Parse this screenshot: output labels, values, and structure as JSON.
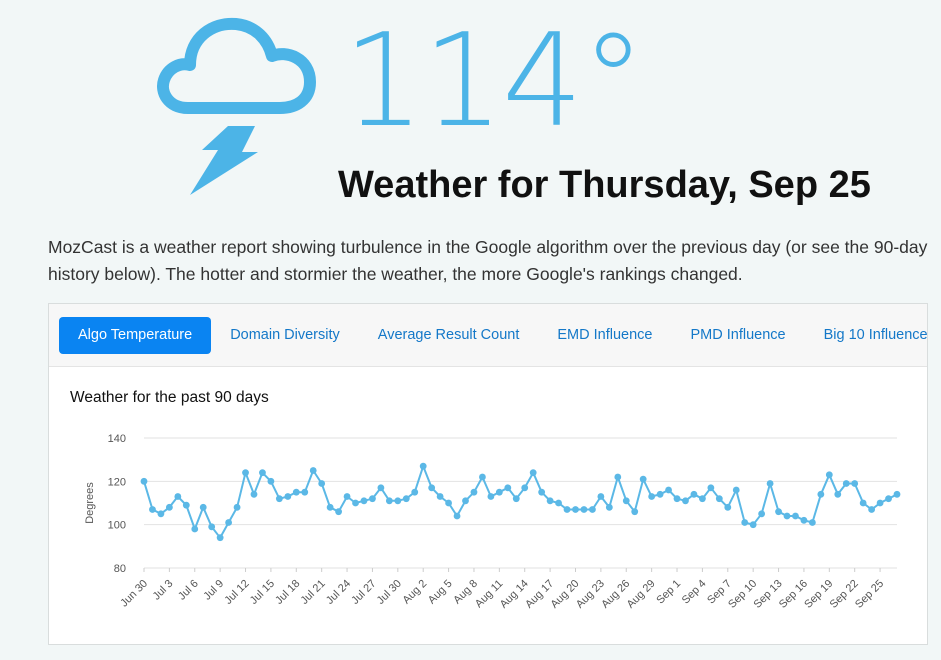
{
  "hero": {
    "temperature": "114°",
    "headline": "Weather for Thursday, Sep 25",
    "icon": "storm-cloud-icon",
    "accent": "#4cb4e7"
  },
  "intro": "MozCast is a weather report showing turbulence in the Google algorithm over the previous day (or see the 90-day history below). The hotter and stormier the weather, the more Google's rankings changed.",
  "tabs": [
    {
      "label": "Algo Temperature",
      "active": true
    },
    {
      "label": "Domain Diversity",
      "active": false
    },
    {
      "label": "Average Result Count",
      "active": false
    },
    {
      "label": "EMD Influence",
      "active": false
    },
    {
      "label": "PMD Influence",
      "active": false
    },
    {
      "label": "Big 10 Influence",
      "active": false
    }
  ],
  "chart_data": {
    "type": "line",
    "title": "Weather for the past 90 days",
    "ylabel": "Degrees",
    "xlabel": "",
    "ylim": [
      80,
      140
    ],
    "yticks": [
      80,
      100,
      120,
      140
    ],
    "grid": true,
    "color": "#5bb8e6",
    "xticklabels": [
      "Jun 30",
      "Jul 3",
      "Jul 6",
      "Jul 9",
      "Jul 12",
      "Jul 15",
      "Jul 18",
      "Jul 21",
      "Jul 24",
      "Jul 27",
      "Jul 30",
      "Aug 2",
      "Aug 5",
      "Aug 8",
      "Aug 11",
      "Aug 14",
      "Aug 17",
      "Aug 20",
      "Aug 23",
      "Aug 26",
      "Aug 29",
      "Sep 1",
      "Sep 4",
      "Sep 7",
      "Sep 10",
      "Sep 13",
      "Sep 16",
      "Sep 19",
      "Sep 22",
      "Sep 25"
    ],
    "series": [
      {
        "values": [
          120,
          107,
          105,
          108,
          113,
          109,
          98,
          108,
          99,
          94,
          101,
          108,
          124,
          114,
          124,
          120,
          112,
          113,
          115,
          115,
          125,
          119,
          108,
          106,
          113,
          110,
          111,
          112,
          117,
          111,
          111,
          112,
          115,
          127,
          117,
          113,
          110,
          104,
          111,
          115,
          122,
          113,
          115,
          117,
          112,
          117,
          124,
          115,
          111,
          110,
          107,
          107,
          107,
          107,
          113,
          108,
          122,
          111,
          106,
          121,
          113,
          114,
          116,
          112,
          111,
          114,
          112,
          117,
          112,
          108,
          116,
          101,
          100,
          105,
          119,
          106,
          104,
          104,
          102,
          101,
          114,
          123,
          114,
          119,
          119,
          110,
          107,
          110,
          112,
          114
        ]
      }
    ]
  }
}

::::::

■ What to work on: In the copy, include all records verbatim but no images.

■ Answer to the task:
Parse this screenshot: output labels, values, and structure as JSON.
{
  "hero": {
    "temperature": "114°",
    "headline": "Weather for Thursday, Sep 25",
    "icon": "storm-cloud-icon",
    "accent": "#4cb4e7"
  },
  "intro": "MozCast is a weather report showing turbulence in the Google algorithm over the previous day (or see the 90-day history below). The hotter and stormier the weather, the more Google's rankings changed.",
  "tabs": [
    {
      "label": "Algo Temperature",
      "active": true
    },
    {
      "label": "Domain Diversity",
      "active": false
    },
    {
      "label": "Average Result Count",
      "active": false
    },
    {
      "label": "EMD Influence",
      "active": false
    },
    {
      "label": "PMD Influence",
      "active": false
    },
    {
      "label": "Big 10 Influence",
      "active": false
    }
  ],
  "chart_data": {
    "type": "line",
    "title": "Weather for the past 90 days",
    "ylabel": "Degrees",
    "xlabel": "",
    "ylim": [
      80,
      140
    ],
    "yticks": [
      80,
      100,
      120,
      140
    ],
    "grid": true,
    "color": "#5bb8e6",
    "xticklabels": [
      "Jun 30",
      "Jul 3",
      "Jul 6",
      "Jul 9",
      "Jul 12",
      "Jul 15",
      "Jul 18",
      "Jul 21",
      "Jul 24",
      "Jul 27",
      "Jul 30",
      "Aug 2",
      "Aug 5",
      "Aug 8",
      "Aug 11",
      "Aug 14",
      "Aug 17",
      "Aug 20",
      "Aug 23",
      "Aug 26",
      "Aug 29",
      "Sep 1",
      "Sep 4",
      "Sep 7",
      "Sep 10",
      "Sep 13",
      "Sep 16",
      "Sep 19",
      "Sep 22",
      "Sep 25"
    ],
    "series": [
      {
        "values": [
          120,
          107,
          105,
          108,
          113,
          109,
          98,
          108,
          99,
          94,
          101,
          108,
          124,
          114,
          124,
          120,
          112,
          113,
          115,
          115,
          125,
          119,
          108,
          106,
          113,
          110,
          111,
          112,
          117,
          111,
          111,
          112,
          115,
          127,
          117,
          113,
          110,
          104,
          111,
          115,
          122,
          113,
          115,
          117,
          112,
          117,
          124,
          115,
          111,
          110,
          107,
          107,
          107,
          107,
          113,
          108,
          122,
          111,
          106,
          121,
          113,
          114,
          116,
          112,
          111,
          114,
          112,
          117,
          112,
          108,
          116,
          101,
          100,
          105,
          119,
          106,
          104,
          104,
          102,
          101,
          114,
          123,
          114,
          119,
          119,
          110,
          107,
          110,
          112,
          114
        ]
      }
    ]
  }
}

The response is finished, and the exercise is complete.